>> start DATA LINES
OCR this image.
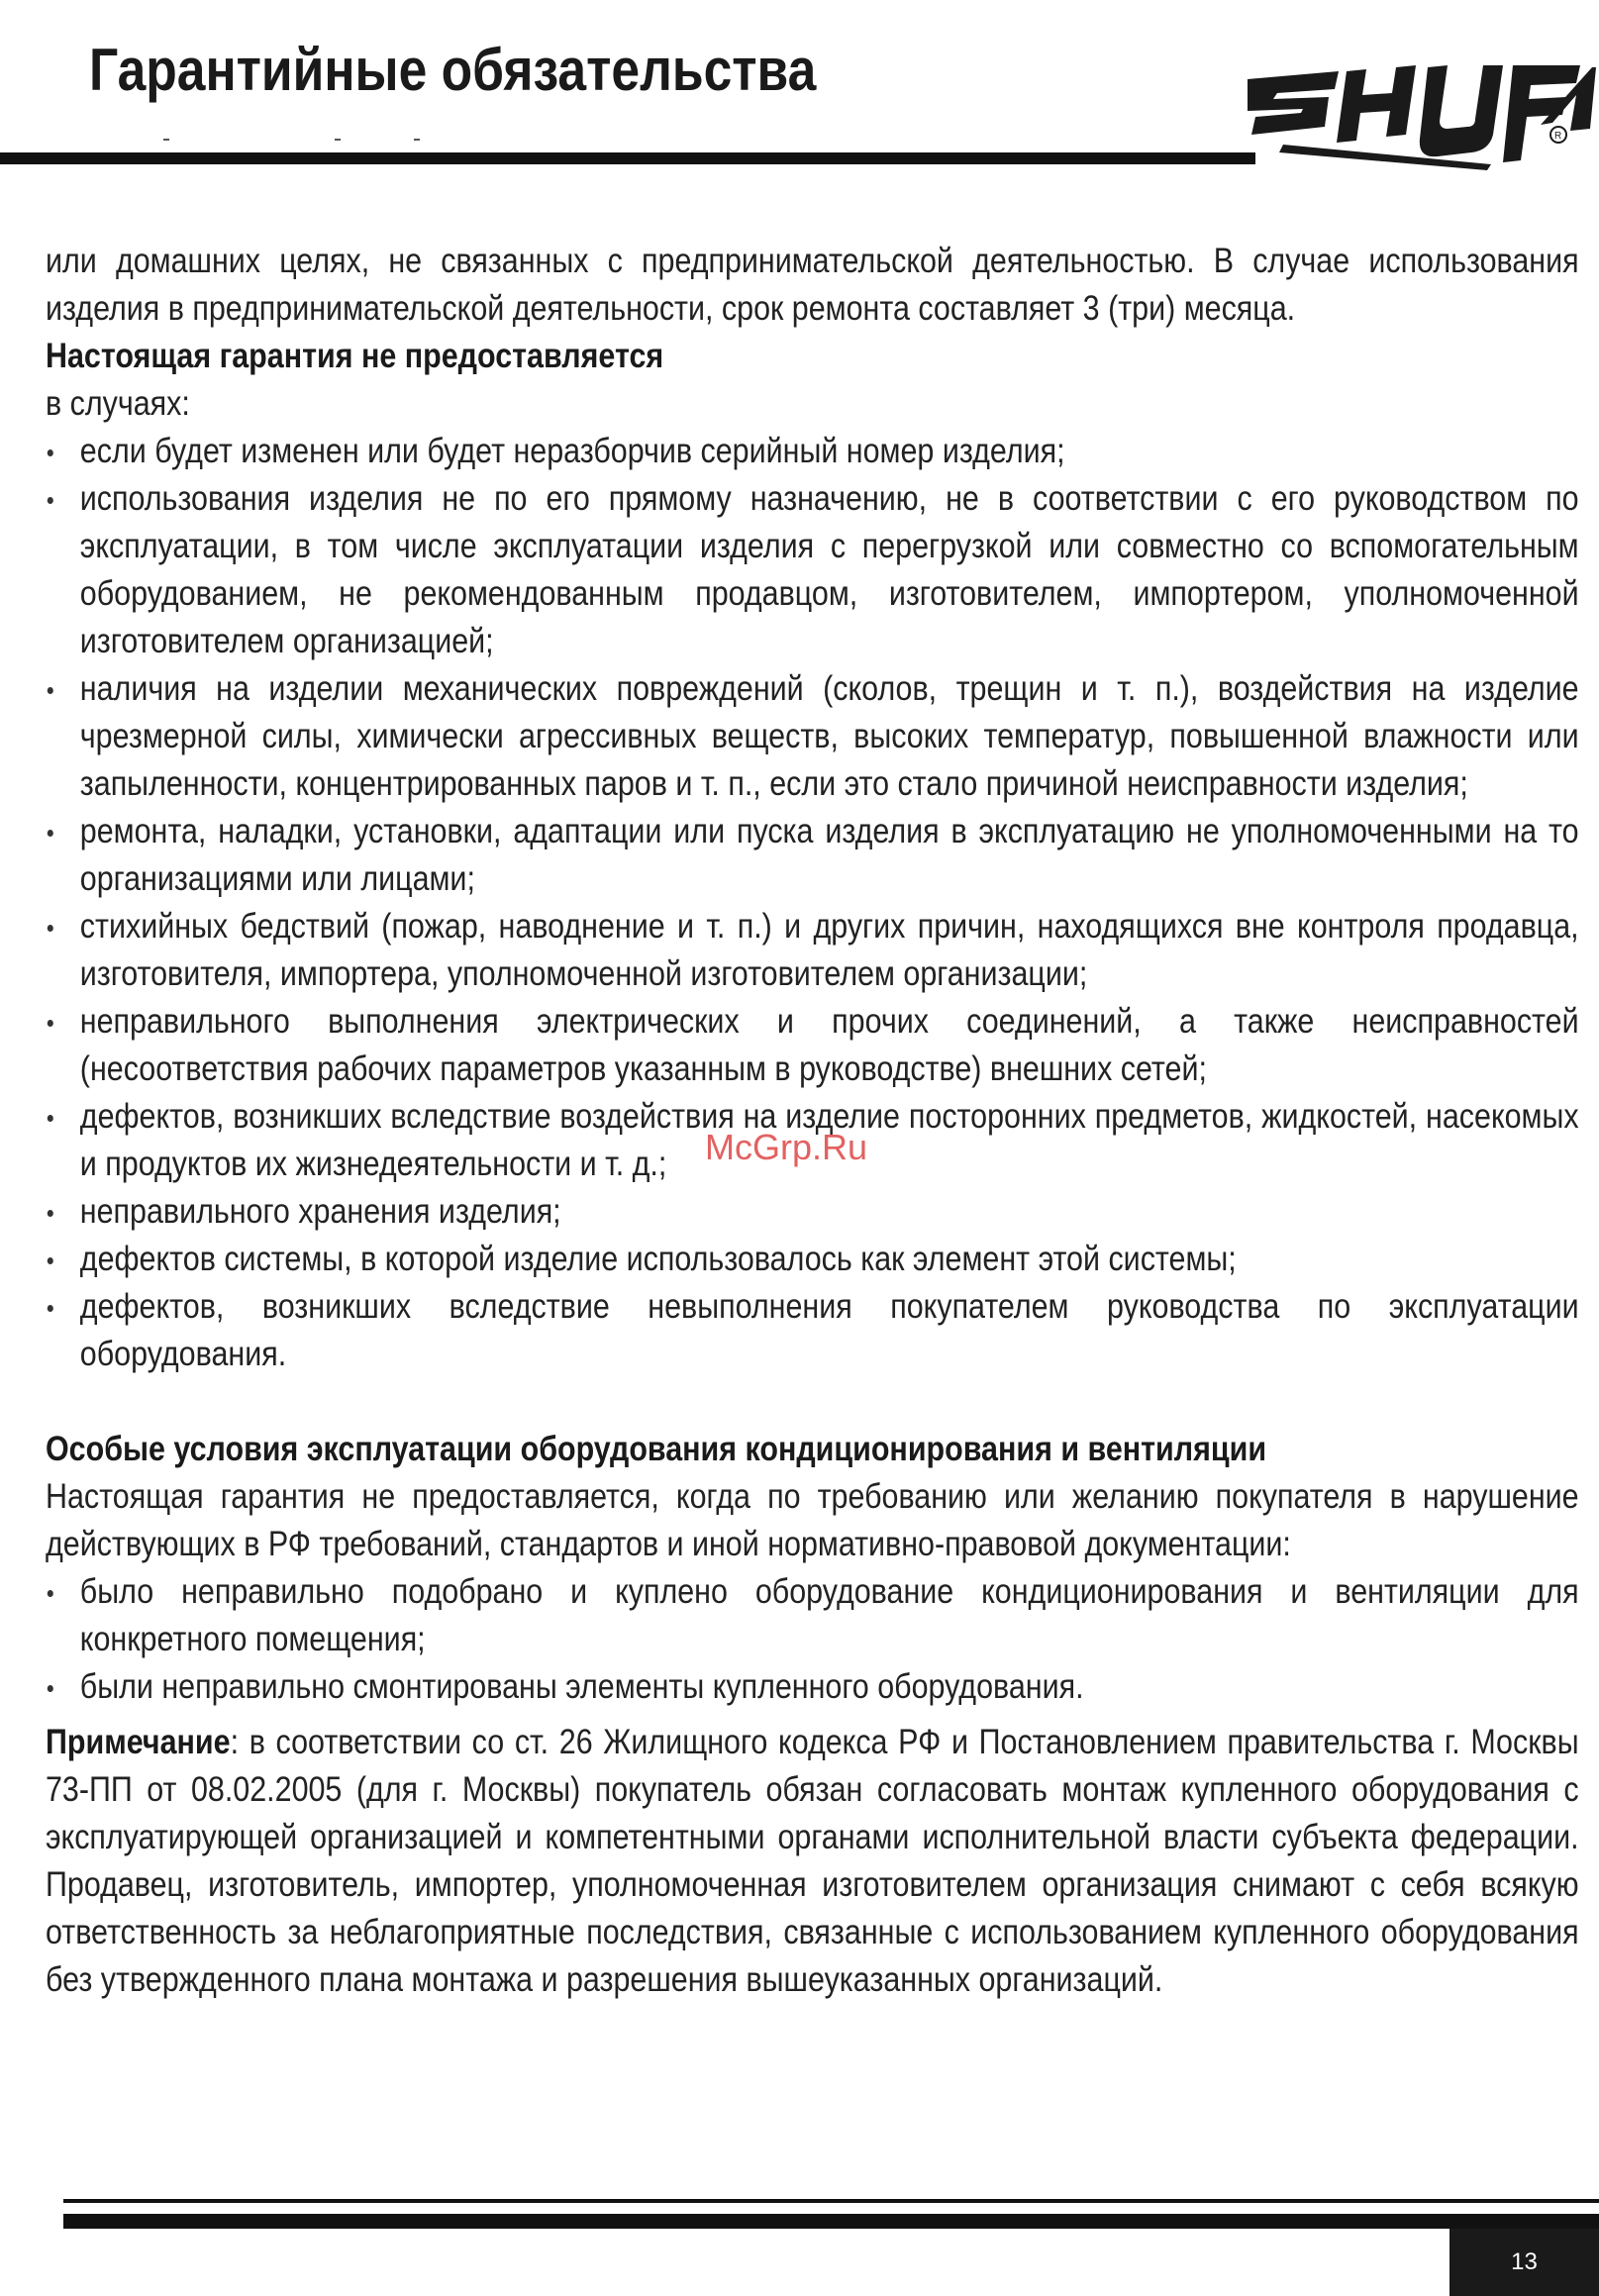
Гарантийные обязательства
R

или домашних целях, не связанных с предпринимательской деятельностью. В случае использования изделия в предпринимательской деятельности, срок ремонта составляет 3 (три) месяца.

Настоящая гарантия не предоставляется

в случаях:

если будет изменен или будет неразборчив серийный номер изделия;
использования изделия не по его прямому назначению, не в соответствии с его руководством по эксплуатации, в том числе эксплуатации изделия с перегрузкой или совместно со вспомогательным оборудованием, не рекомендованным продавцом, изготовителем, импортером, уполномоченной изготовителем организацией;
наличия на изделии механических повреждений (сколов, трещин и т. п.), воздействия на изделие чрезмерной силы, химически агрессивных веществ, высоких температур, повышенной влажности или запыленности, концентрированных паров и т. п., если это стало причиной неисправности изделия;
ремонта, наладки, установки, адаптации или пуска изделия в эксплуатацию не уполномоченными на то организациями или лицами;
стихийных бедствий (пожар, наводнение и т. п.) и других причин, находящихся вне контроля продавца, изготовителя, импортера, уполномоченной изготовителем организации;
неправильного выполнения электрических и прочих соединений, а также неисправностей (несоответствия рабочих параметров указанным в руководстве) внешних сетей;
дефектов, возникших вследствие воздействия на изделие посторонних предметов, жидкостей, насекомых и продуктов их жизнедеятельности и т. д.;
неправильного хранения изделия;
дефектов системы, в которой изделие использовалось как элемент этой системы;
дефектов, возникших вследствие невыполнения покупателем руководства по эксплуатации оборудования.

Особые условия эксплуатации оборудования кондиционирования и вентиляции

Настоящая гарантия не предоставляется, когда по требованию или желанию покупателя в нарушение действующих в РФ требований, стандартов и иной нормативно-правовой документации:

было неправильно подобрано и куплено оборудование кондиционирования и вентиляции для конкретного помещения;
были неправильно смонтированы элементы купленного оборудования.

Примечание: в соответствии со ст. 26 Жилищного кодекса РФ и Постановлением правительства г. Москвы 73-ПП от 08.02.2005 (для г. Москвы) покупатель обязан согласовать монтаж купленного оборудования с эксплуатирующей организацией и компетентными органами исполнительной власти субъекта федерации. Продавец, изготовитель, импортер, уполномоченная изготовителем организация снимают с себя всякую ответственность за неблагоприятные последствия, связанные с использованием купленного оборудования без утвержденного плана монтажа и разрешения вышеуказанных организаций.

McGrp.Ru
13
>> end DATA LINES
EXERCISE: Omit the images and transcribe all of the records above word for word.

RESULT FOR THIS EXERCISE:
OCR this image.
Гарантийные обязательства
R

или домашних целях, не связанных с предпринимательской деятельностью. В случае использования изделия в предпринимательской деятельности, срок ремонта составляет 3 (три) месяца.

Настоящая гарантия не предоставляется

в случаях:

если будет изменен или будет неразборчив серийный номер изделия;
использования изделия не по его прямому назначению, не в соответствии с его руководством по эксплуатации, в том числе эксплуатации изделия с перегрузкой или совместно со вспомогательным оборудованием, не рекомендованным продавцом, изготовителем, импортером, уполномоченной изготовителем организацией;
наличия на изделии механических повреждений (сколов, трещин и т. п.), воздействия на изделие чрезмерной силы, химически агрессивных веществ, высоких температур, повышенной влажности или запыленности, концентрированных паров и т. п., если это стало причиной неисправности изделия;
ремонта, наладки, установки, адаптации или пуска изделия в эксплуатацию не уполномоченными на то организациями или лицами;
стихийных бедствий (пожар, наводнение и т. п.) и других причин, находящихся вне контроля продавца, изготовителя, импортера, уполномоченной изготовителем организации;
неправильного выполнения электрических и прочих соединений, а также неисправностей (несоответствия рабочих параметров указанным в руководстве) внешних сетей;
дефектов, возникших вследствие воздействия на изделие посторонних предметов, жидкостей, насекомых и продуктов их жизнедеятельности и т. д.;
неправильного хранения изделия;
дефектов системы, в которой изделие использовалось как элемент этой системы;
дефектов, возникших вследствие невыполнения покупателем руководства по эксплуатации оборудования.

Особые условия эксплуатации оборудования кондиционирования и вентиляции

Настоящая гарантия не предоставляется, когда по требованию или желанию покупателя в нарушение действующих в РФ требований, стандартов и иной нормативно-правовой документации:

было неправильно подобрано и куплено оборудование кондиционирования и вентиляции для конкретного помещения;
были неправильно смонтированы элементы купленного оборудования.

Примечание: в соответствии со ст. 26 Жилищного кодекса РФ и Постановлением правительства г. Москвы 73-ПП от 08.02.2005 (для г. Москвы) покупатель обязан согласовать монтаж купленного оборудования с эксплуатирующей организацией и компетентными органами исполнительной власти субъекта федерации. Продавец, изготовитель, импортер, уполномоченная изготовителем организация снимают с себя всякую ответственность за неблагоприятные последствия, связанные с использованием купленного оборудования без утвержденного плана монтажа и разрешения вышеуказанных организаций.

McGrp.Ru
13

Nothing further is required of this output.